### Task directions:
Find and return each line containing "capteur".

(Stored records)
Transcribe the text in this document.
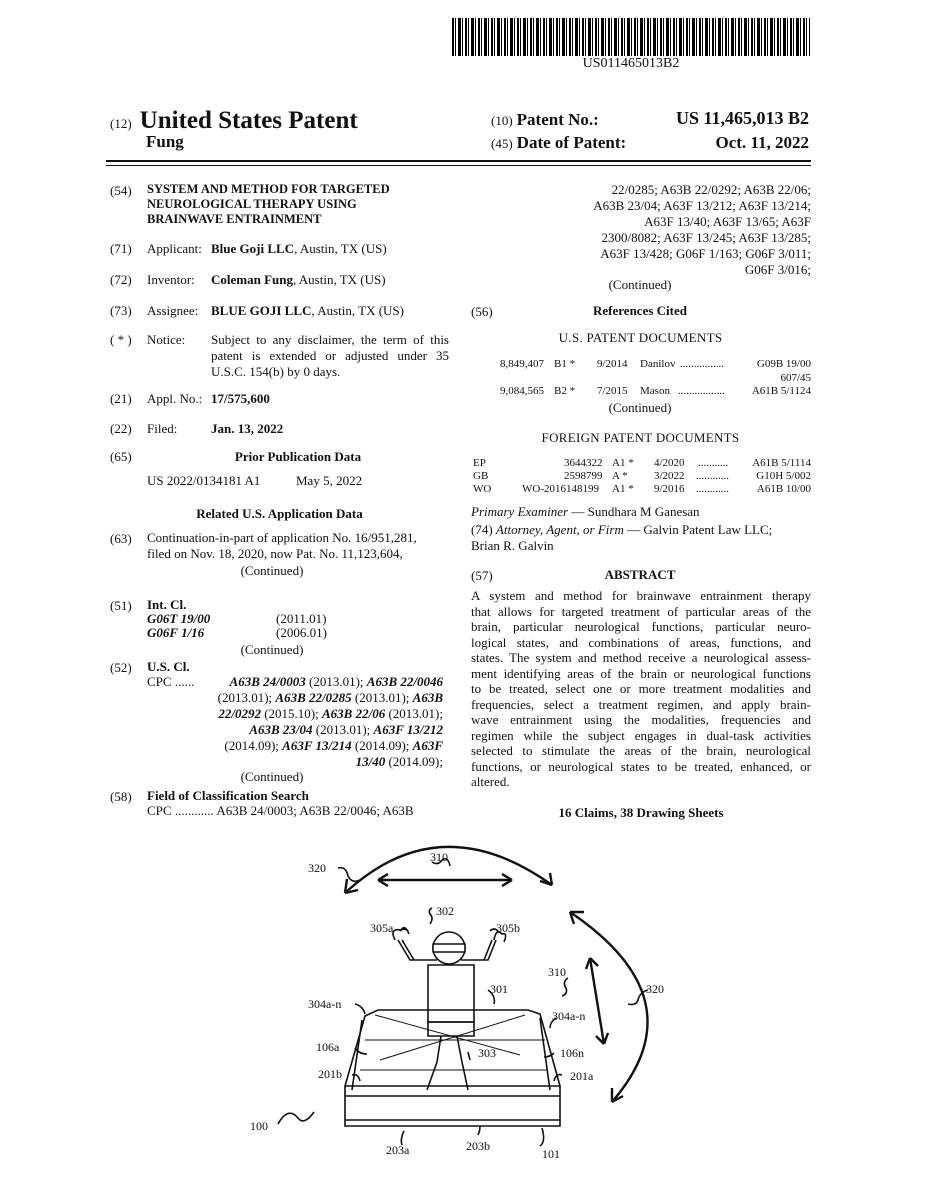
US011465013B2
(12) United States Patent
Fung
(10) Patent No.:	US 11,465,013 B2
(45) Date of Patent:	Oct. 11, 2022
(54) SYSTEM AND METHOD FOR TARGETED
NEUROLOGICAL THERAPY USING
BRAINWAVE ENTRAINMENT
(71) Applicant: Blue Goji LLC, Austin, TX (US)
(72) Inventor: Coleman Fung, Austin, TX (US)
(73) Assignee: BLUE GOJI LLC, Austin, TX (US)
( * ) Notice: Subject to any disclaimer, the term of this
patent is extended or adjusted under 35
U.S.C. 154(b) by 0 days.
(21) Appl. No.: 17/575,600
(22) Filed:	Jan. 13, 2022
(65)	Prior Publication Data
US 2022/0134181 A1	May 5, 2022
Related U.S. Application Data
(63) Continuation-in-part of application No. 16/951,281,
filed on Nov. 18, 2020, now Pat. No. 11,123,604,
(Continued)
(51) Int. Cl.
G06T 19/00	(2011.01)
G06F 1/16	(2006.01)
(Continued)
(52) U.S. Cl.
CPC ......	A63B 24/0003 (2013.01); A63B 22/0046
(2013.01); A63B 22/0285 (2013.01); A63B
22/0292 (2015.10); A63B 22/06 (2013.01);
A63B 23/04 (2013.01); A63F 13/212
(2014.09); A63F 13/214 (2014.09); A63F
13/40 (2014.09);
(Continued)
(58) Field of Classification Search
CPC ............ A63B 24/0003; A63B 22/0046; A63B
22/0285; A63B 22/0292; A63B 22/06;
A63B 23/04; A63F 13/212; A63F 13/214;
A63F 13/40; A63F 13/65; A63F
2300/8082; A63F 13/245; A63F 13/285;
A63F 13/428; G06F 1/163; G06F 3/011;
G06F 3/016;
(Continued)
(56)	References Cited
U.S. PATENT DOCUMENTS
8,849,407 B1 * 9/2014 Danilov ................	G09B 19/00
607/45
9,084,565 B2 * 7/2015 Mason ................. A61B 5/1124
(Continued)
FOREIGN PATENT DOCUMENTS
EP	3644322 A1 * 4/2020 ........... A61B 5/1114
GB	2598799 A * 3/2022 ............ G10H 5/002
WO	WO-2016148199 A1 * 9/2016 ............	A61B 10/00
Primary Examiner — Sundhara M Ganesan
(74) Attorney, Agent, or Firm — Galvin Patent Law LLC;
Brian R. Galvin
(57)	ABSTRACT
A system and method for brainwave entrainment therapy
that allows for targeted treatment of particular areas of the
brain, particular neurological functions, particular neuro-
logical states, and combinations of areas, functions, and
states. The system and method receive a neurological assess-
ment identifying areas of the brain or neurological functions
to be treated, select one or more treatment modalities and
frequencies, select a treatment regimen, and apply brain-
wave entrainment using the modalities, frequencies and
regimen while the subject engages in dual-task activities
selected to stimulate the areas of the brain, neurological
functions, or neurological states to be treated, enhanced, or
altered.
16 Claims, 38 Drawing Sheets
320
310
302
305a	305b
310
320
301
304a-n
304a-n
106a	106n
303
201b	201a
100
203a	203b
101
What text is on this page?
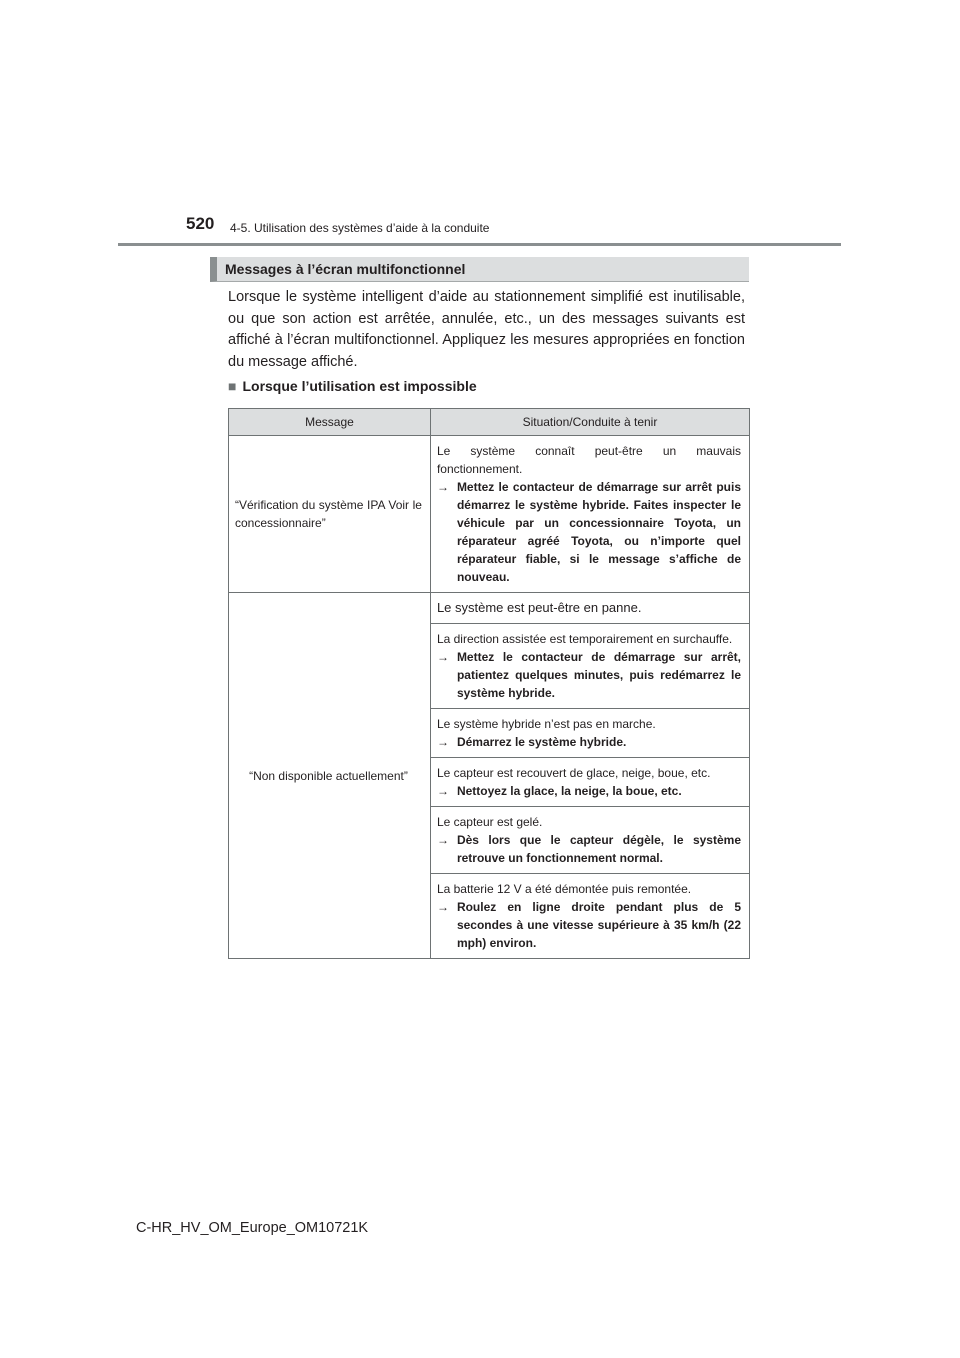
520 4-5. Utilisation des systèmes d’aide à la conduite
Messages à l’écran multifonctionnel

Lorsque le système intelligent d’aide au stationnement simplifié est inutilisable, ou que son action est arrêtée, annulée, etc., un des messages suivants est affiché à l’écran multifonctionnel. Appliquez les mesures appropriées en fonction du message affiché.

■ Lorsque l’utilisation est impossible
Message	Situation/Conduite à tenir
“Vérification du système IPA Voir le concessionnaire”	Le système connaît peut-être un mauvais fonctionnement.
→ Mettez le contacteur de démarrage sur arrêt puis démarrez le système hybride. Faites inspecter le véhicule par un concessionnaire Toyota, un réparateur agréé Toyota, ou n’importe quel réparateur fiable, si le message s’affiche de nouveau.

“Non disponible actuellement”	Le système est peut-être en panne.

	La direction assistée est temporairement en surchauffe.
→ Mettez le contacteur de démarrage sur arrêt, patientez quelques minutes, puis redémarrez le système hybride.

	Le système hybride n’est pas en marche.
→ Démarrez le système hybride.

	Le capteur est recouvert de glace, neige, boue, etc.
→ Nettoyez la glace, la neige, la boue, etc.

	Le capteur est gelé.
→ Dès lors que le capteur dégèle, le système retrouve un fonctionnement normal.

	La batterie 12 V a été démontée puis remontée.
→ Roulez en ligne droite pendant plus de 5 secondes à une vitesse supérieure à 35 km/h (22 mph) environ.
C-HR_HV_OM_Europe_OM10721K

### The result:
	Le capteur est recouvert de glace, neige, boue, etc.
	Le capteur est gelé.
→ Dès lors que le capteur dégèle, le système retrouve un fonctionnement normal.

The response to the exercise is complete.